* [PROBLEM TO WORK ON]:
From the entries below, please gather each line containing the string "listen".

* [SUPPLIED RECORDS]:

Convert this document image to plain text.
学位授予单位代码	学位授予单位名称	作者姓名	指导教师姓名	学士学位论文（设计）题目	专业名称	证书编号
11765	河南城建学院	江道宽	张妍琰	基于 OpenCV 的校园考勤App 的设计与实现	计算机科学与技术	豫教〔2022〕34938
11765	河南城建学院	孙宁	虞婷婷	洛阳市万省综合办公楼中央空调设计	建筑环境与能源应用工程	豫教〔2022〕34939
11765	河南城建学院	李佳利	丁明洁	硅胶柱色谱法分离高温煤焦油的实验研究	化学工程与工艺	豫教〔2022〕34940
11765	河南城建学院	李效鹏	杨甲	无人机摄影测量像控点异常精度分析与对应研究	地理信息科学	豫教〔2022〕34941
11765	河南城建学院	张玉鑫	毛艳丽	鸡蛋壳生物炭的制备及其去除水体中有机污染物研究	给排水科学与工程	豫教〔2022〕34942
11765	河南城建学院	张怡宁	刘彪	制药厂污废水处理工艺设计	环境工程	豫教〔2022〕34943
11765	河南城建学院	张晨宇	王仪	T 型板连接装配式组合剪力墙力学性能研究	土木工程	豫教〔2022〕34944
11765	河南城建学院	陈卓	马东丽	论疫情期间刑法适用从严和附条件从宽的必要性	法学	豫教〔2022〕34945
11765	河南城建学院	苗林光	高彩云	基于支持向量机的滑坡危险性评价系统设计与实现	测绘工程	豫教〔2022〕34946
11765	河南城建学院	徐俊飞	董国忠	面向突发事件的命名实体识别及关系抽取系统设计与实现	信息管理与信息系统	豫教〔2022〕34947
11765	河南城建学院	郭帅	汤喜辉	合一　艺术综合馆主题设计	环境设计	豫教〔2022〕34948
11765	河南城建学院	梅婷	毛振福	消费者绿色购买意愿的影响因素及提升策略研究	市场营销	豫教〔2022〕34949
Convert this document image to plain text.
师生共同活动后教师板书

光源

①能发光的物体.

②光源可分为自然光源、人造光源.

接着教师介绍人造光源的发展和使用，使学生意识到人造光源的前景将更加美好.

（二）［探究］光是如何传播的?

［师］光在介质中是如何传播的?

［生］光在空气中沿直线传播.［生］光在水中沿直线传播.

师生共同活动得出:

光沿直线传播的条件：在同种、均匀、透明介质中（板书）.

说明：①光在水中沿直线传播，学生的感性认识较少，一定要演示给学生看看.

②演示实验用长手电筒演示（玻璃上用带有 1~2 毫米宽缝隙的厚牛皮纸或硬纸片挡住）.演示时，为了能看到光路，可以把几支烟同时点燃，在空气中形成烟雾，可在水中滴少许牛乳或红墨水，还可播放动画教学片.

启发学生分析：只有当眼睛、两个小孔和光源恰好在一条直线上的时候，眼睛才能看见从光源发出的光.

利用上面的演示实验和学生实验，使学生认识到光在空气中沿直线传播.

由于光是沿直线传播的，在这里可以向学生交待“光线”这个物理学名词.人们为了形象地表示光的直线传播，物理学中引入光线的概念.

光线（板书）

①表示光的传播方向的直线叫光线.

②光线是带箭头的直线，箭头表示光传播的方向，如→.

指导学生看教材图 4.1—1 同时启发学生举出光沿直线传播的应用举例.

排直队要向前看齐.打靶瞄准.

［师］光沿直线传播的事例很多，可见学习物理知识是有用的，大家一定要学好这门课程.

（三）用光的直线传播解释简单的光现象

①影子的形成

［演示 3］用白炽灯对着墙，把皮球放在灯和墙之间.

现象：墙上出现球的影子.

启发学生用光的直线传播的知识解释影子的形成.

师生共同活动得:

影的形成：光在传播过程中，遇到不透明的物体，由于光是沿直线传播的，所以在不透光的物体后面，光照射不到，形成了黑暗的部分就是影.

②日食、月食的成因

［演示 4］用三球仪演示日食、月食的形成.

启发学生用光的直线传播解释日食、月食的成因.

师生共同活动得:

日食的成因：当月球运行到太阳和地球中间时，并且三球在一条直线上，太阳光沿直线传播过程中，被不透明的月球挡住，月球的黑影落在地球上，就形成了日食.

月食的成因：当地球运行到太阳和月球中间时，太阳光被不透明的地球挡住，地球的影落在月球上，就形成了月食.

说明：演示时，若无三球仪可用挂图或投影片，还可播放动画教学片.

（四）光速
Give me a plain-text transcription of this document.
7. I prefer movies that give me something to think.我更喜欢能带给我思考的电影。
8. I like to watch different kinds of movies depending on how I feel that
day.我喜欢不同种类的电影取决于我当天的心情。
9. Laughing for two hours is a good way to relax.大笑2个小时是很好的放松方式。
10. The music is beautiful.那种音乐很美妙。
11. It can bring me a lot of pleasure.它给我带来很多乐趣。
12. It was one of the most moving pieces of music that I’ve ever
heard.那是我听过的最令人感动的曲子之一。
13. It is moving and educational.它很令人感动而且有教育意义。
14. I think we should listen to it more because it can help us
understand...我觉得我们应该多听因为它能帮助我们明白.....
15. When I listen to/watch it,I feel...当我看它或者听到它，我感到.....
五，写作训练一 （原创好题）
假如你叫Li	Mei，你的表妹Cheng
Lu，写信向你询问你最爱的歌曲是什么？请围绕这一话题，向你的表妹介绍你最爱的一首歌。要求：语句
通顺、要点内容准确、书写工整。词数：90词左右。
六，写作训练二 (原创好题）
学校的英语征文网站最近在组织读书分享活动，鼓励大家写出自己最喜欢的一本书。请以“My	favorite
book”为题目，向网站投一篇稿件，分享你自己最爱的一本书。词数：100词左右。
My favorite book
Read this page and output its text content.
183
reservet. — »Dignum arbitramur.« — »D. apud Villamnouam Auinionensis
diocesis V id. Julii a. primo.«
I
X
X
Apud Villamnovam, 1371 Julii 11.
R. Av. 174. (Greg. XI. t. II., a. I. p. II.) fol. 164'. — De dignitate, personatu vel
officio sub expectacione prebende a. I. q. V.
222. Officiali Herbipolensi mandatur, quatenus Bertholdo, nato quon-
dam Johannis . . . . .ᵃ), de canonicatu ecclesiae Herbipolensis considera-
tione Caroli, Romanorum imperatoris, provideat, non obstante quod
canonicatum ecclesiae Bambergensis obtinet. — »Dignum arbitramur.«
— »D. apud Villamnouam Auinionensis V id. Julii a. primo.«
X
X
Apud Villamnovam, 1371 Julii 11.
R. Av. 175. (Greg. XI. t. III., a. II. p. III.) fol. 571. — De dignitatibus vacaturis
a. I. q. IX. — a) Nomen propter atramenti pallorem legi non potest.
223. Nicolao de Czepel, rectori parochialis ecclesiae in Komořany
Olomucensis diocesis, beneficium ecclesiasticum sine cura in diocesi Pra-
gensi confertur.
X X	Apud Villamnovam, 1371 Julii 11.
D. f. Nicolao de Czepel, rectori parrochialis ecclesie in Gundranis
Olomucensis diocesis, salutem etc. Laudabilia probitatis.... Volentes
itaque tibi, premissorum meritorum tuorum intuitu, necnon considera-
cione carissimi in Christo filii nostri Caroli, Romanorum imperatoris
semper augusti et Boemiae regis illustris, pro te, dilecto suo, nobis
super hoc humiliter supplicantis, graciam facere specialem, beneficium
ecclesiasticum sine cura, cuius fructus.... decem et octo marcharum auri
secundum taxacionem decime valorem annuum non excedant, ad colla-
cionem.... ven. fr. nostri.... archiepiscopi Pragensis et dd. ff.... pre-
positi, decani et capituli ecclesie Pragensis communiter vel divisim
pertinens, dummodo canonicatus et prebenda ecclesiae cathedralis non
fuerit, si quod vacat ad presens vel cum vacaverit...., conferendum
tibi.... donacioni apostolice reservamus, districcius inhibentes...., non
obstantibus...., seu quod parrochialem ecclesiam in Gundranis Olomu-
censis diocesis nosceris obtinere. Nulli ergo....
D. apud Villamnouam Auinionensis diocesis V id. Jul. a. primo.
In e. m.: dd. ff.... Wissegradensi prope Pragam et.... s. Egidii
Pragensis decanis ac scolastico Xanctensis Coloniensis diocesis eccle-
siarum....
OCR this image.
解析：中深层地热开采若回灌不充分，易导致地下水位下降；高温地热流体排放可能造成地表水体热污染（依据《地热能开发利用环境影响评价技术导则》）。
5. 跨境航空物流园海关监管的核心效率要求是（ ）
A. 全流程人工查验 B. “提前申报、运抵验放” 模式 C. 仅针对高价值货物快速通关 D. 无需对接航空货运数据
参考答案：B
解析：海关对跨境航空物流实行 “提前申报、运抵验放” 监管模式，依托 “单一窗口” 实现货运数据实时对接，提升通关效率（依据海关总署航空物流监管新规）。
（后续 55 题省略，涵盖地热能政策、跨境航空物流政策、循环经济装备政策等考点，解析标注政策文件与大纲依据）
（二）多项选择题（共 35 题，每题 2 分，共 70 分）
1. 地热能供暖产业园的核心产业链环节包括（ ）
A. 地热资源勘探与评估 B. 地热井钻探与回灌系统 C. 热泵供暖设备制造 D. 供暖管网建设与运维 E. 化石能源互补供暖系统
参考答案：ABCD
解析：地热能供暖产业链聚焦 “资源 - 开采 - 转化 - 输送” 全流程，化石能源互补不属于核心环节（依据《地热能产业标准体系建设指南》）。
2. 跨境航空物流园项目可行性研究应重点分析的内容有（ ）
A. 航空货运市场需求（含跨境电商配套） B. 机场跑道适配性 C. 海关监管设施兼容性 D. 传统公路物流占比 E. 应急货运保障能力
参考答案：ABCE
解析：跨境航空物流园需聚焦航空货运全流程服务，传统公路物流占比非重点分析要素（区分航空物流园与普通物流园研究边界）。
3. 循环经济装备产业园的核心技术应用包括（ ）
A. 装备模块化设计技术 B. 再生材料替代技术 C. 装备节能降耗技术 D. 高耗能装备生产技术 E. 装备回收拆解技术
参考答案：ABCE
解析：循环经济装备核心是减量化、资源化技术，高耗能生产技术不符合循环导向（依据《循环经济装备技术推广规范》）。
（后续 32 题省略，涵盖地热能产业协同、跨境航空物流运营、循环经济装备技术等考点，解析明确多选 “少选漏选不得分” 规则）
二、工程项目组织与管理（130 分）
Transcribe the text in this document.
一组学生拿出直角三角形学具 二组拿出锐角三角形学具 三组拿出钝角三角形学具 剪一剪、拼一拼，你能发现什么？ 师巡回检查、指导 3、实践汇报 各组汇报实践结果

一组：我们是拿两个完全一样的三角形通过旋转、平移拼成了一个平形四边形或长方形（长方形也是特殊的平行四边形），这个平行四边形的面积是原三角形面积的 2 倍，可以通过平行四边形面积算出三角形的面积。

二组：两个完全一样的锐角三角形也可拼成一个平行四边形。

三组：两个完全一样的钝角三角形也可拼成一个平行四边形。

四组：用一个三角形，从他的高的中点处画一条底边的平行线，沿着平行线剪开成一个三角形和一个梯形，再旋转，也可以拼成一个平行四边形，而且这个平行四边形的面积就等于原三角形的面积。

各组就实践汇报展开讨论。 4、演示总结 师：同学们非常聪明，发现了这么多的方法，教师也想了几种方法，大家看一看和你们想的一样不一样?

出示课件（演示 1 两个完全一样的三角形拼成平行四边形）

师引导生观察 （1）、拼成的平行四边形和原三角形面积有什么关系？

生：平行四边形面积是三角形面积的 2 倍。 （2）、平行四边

* [EXERCISE RESULT]:
14. I think we should listen to it more because it can help us
15. When I listen to/watch it,I feel...当我看它或者听到它，我感到.....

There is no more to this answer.